CAPITULO VI
Carlos Sales era el candidato oficial, era el amigo del presidente y desde Campeche el Clan Sansores-Arceo empezó a mover sus fichas. Antonio González Curi y su hermano Antonio pactaron. La decisión era clara: había que parar al único candidato que rompería con la pretensión de sostener un cacicazgo. Los seis años de Salomón los había marginado y era imposible correr el riesgo de otros seis años en la banca.
Layda Sansores inició la rebelión, primero exigió concesiones. Se las dieron. Volvió a pedir y le volvieron a dar, pero subir el IVA del 10 por ciento al 15 le resultó el pretexto excelente para la rebelión y como no le dieron la certeza de que ella sería la candidata, pues se fue del PRI.
Antonio y su hermano Jorge Luis se escondieron. Bajaron la cabeza y mientras el Arqui intentaba meter esquiroles al PAN, Antonio se refugiaba en el entonces secretario de Gobernación Emilio Chuayfet y, por si las dudas, se aliaba con Cruz Manuel Alfaro, el famoso “Cuxo” y cambiaba su estrategia con Salomón. Lo adulaba, se le metía y hablaba de su relación con sus cuñadas: ustedes son mi familia, les decía hipócrita.
Antonio y Jorge Luis tenían todo listo: si no era uno, sería el otro y para ello el Arqui usaba su cargo de presidente del Consejo Coordinador Empresarial desde 1995 y que ocuparía hasta 1997. Esa posición le permitía fingir que tenía el perfil para entrar al PAN y ser apoyado por los empresarios afines a ese partido. La traición no importaba, sólo llegar.

[Datos de reconocimiento de la estructura de documentos]

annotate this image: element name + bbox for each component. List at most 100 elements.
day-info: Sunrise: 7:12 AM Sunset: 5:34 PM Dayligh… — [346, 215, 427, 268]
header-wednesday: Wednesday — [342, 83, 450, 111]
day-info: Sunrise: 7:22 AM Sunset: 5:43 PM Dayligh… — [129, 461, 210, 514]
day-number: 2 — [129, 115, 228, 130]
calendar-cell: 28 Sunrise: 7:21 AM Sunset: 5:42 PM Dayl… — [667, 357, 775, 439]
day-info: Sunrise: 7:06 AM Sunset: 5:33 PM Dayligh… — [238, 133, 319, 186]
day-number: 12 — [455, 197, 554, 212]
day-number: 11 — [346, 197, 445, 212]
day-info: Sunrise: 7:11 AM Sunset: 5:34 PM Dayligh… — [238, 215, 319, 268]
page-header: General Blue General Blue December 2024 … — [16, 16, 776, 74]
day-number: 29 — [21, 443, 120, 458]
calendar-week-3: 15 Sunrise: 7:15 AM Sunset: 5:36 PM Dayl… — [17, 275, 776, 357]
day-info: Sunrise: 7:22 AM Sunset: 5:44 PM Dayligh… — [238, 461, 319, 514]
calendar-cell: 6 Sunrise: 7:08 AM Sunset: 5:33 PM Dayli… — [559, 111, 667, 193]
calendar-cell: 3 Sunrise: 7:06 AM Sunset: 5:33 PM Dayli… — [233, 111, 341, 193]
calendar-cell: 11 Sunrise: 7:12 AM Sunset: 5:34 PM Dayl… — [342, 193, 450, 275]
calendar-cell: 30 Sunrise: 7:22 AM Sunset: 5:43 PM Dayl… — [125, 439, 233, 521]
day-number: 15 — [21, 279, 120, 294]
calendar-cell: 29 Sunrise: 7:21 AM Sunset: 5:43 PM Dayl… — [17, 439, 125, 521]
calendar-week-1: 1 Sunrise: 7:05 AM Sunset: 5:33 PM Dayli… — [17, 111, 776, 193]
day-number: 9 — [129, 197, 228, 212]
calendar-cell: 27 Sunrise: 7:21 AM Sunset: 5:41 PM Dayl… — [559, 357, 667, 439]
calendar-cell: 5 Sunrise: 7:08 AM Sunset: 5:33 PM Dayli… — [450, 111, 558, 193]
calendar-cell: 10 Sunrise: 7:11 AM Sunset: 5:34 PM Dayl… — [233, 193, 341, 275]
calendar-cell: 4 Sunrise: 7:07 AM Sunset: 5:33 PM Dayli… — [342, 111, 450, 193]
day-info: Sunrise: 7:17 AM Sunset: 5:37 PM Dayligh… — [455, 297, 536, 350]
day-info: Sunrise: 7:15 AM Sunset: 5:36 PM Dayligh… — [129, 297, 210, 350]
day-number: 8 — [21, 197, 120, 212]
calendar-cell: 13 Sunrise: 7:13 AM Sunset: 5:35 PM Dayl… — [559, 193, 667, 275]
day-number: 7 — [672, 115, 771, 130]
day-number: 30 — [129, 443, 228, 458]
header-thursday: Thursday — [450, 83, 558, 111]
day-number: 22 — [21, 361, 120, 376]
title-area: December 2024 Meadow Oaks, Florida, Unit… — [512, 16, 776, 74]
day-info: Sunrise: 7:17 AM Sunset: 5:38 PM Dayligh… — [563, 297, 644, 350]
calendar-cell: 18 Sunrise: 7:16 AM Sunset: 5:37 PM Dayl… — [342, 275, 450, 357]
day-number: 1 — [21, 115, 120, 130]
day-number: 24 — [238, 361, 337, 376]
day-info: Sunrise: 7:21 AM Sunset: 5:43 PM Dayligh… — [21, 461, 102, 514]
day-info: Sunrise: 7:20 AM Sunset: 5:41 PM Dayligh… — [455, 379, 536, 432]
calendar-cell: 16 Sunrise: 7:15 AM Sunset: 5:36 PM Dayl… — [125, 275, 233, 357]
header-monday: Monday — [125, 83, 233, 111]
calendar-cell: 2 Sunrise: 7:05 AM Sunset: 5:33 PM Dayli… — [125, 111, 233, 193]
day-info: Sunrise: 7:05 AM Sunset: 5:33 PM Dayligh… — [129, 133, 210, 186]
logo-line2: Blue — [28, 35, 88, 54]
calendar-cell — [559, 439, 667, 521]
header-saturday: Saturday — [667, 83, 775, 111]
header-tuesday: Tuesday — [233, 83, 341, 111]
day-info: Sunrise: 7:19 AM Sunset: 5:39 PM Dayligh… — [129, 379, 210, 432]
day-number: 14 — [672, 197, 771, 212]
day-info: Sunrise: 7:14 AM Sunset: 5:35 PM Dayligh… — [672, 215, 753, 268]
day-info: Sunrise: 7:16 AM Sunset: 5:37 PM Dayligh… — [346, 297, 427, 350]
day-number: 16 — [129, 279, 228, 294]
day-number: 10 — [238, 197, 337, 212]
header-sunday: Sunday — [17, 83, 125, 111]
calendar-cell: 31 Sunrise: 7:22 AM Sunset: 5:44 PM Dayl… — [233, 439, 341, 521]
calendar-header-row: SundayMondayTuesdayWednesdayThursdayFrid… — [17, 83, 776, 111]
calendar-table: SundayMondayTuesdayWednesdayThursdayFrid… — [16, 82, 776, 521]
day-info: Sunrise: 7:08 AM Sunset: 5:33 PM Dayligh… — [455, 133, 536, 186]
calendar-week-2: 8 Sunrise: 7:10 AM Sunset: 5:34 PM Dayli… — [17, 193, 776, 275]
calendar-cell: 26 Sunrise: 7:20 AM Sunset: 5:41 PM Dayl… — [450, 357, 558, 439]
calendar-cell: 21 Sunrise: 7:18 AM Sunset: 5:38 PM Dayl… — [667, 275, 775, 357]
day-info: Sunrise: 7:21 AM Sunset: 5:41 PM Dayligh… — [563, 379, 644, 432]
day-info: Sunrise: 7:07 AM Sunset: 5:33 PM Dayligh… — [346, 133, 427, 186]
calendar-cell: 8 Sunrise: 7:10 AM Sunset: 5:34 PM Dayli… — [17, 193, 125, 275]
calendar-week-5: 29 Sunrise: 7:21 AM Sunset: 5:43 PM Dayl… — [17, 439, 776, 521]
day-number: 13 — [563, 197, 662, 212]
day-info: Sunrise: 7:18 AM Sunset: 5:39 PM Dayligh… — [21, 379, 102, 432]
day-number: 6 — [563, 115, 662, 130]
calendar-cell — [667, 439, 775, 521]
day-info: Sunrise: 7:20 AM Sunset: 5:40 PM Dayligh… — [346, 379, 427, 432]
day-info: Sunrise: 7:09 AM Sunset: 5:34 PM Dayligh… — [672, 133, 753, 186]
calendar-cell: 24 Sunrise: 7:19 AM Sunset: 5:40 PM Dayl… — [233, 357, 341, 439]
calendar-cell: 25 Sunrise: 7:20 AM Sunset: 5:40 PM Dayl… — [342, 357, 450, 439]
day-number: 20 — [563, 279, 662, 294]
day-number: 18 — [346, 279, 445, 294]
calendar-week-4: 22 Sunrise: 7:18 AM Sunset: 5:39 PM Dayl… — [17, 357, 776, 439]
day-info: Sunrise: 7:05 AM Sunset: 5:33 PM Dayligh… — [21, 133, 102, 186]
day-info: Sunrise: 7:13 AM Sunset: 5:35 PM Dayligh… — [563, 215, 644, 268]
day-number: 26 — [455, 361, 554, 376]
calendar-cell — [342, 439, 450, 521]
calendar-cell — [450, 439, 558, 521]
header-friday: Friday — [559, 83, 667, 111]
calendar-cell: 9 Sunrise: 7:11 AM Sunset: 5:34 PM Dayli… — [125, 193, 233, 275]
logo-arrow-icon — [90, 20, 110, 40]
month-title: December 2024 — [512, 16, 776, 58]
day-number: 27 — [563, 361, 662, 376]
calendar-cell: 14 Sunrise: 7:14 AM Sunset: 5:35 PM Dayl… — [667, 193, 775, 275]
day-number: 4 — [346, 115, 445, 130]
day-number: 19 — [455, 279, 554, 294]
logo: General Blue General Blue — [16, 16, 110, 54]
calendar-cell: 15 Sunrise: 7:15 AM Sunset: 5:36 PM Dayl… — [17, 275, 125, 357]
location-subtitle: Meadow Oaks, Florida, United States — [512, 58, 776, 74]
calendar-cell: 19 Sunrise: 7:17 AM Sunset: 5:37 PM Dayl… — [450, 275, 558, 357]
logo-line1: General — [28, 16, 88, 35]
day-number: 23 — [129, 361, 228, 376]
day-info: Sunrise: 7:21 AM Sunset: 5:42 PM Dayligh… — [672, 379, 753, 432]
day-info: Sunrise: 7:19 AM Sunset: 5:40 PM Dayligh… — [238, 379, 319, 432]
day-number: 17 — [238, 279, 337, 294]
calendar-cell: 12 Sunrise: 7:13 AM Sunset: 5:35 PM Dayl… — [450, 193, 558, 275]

Consignas del ejercicio:
1. Copia del fragmento sobre la sucesión en Campeche la parte que comienza con las palabras «CAPITULO VI» y termina con «en la banca.», sustituyendo «Campeche» por «Mérida».
2. Prosigue el fragmento sobre la sucesión en Campeche a partir del punto en que se detiene.
Los ítems no guardan relación alguna con el fragmento.

Respuestas:
1.
CAPITULO VI
Carlos Sales era el candidato oficial, era el amigo del presidente y desde Mérida el Clan Sansores-Arceo empezó a mover sus fichas. Antonio González Curi y su hermano Antonio pactaron. La decisión era clara: había que parar al único candidato que rompería con la pretensión de sostener un cacicazgo. Los seis años de Salomón los había marginado y era imposible correr el riesgo de otros seis años en la banca.

2.
Pero a Ernesto Zedillo le importó más su persona. Layda ya había pactado con el PRD y si Sales era el candidato, la golpiza sería nacional por la presencia y trayectoria del político campechano radicado en el DF y decidieron por un candidato desconocido, uno cuyo perfil fuera muy local y al ser nominado, Antonio no dudo en traicionar a Layda y, para tratar frenarla, exhibió la cierta y comprobable corrupción de su padre, de los latrocinios desde el gobierno y no sólo la traicionó a ella sino también a quien lo apoyó para ser diputado federal, para ser alcalde y a escasos días de su nominación envió a su hermano a pactar con Alberto Arceo Corcuera a quien convirtió en el más caro socio y beneficiario y exigió una condición más que de inmediato le concedieron: hacer todo para encarcelar a Jorge Salomón y desprestigiar a su familia aunque se violara la ley, aunque significara una traición más. Una que cumplió con esmero.